◆ **What you need to do**
The material below should be written out in full and exactly; pictures stay out of the copy.

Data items
## Begin
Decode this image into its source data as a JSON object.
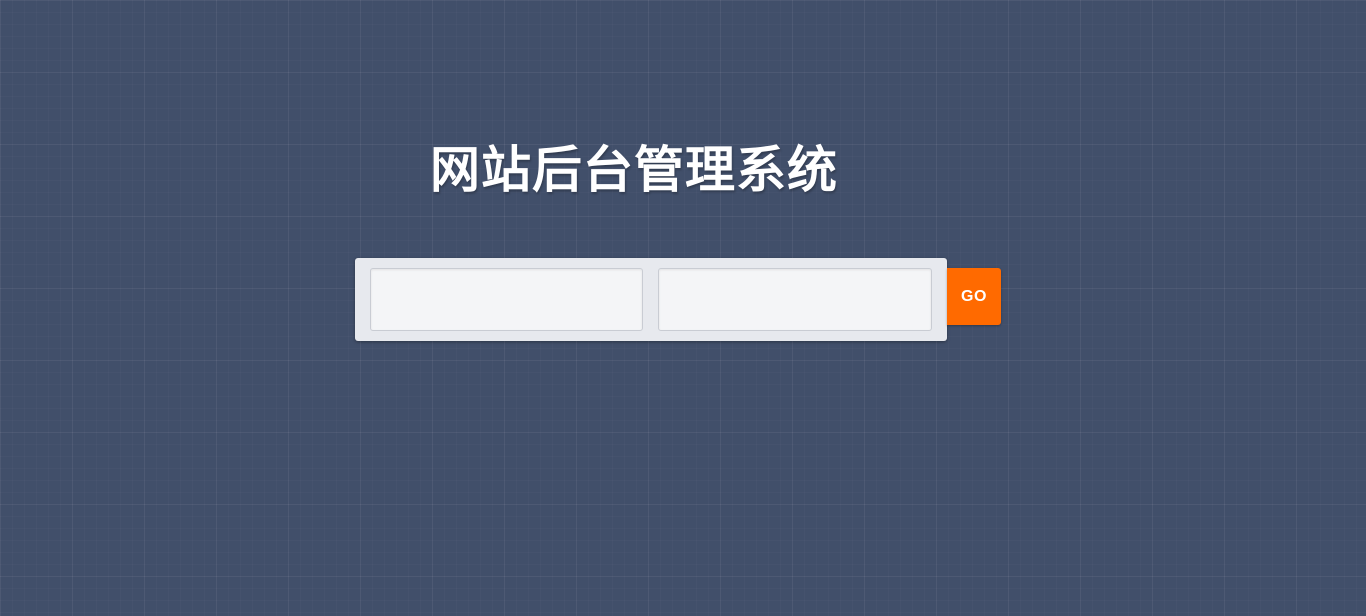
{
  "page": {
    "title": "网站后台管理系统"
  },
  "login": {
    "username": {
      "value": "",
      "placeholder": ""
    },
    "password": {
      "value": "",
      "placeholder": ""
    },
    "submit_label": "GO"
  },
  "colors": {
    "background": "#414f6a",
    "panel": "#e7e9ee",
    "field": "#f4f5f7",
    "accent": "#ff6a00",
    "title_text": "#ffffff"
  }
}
## End
◆ **Solution**
Decode this image into its source data as a JSON object.
{
  "page": {
    "title": "网站后台管理系统"
  },
  "login": {
    "username": {
      "value": "",
      "placeholder": ""
    },
    "password": {
      "value": "",
      "placeholder": ""
    },
    "submit_label": "GO"
  },
  "colors": {
    "background": "#414f6a",
    "panel": "#e7e9ee",
    "field": "#f4f5f7",
    "accent": "#ff6a00",
    "title_text": "#ffffff"
  }
}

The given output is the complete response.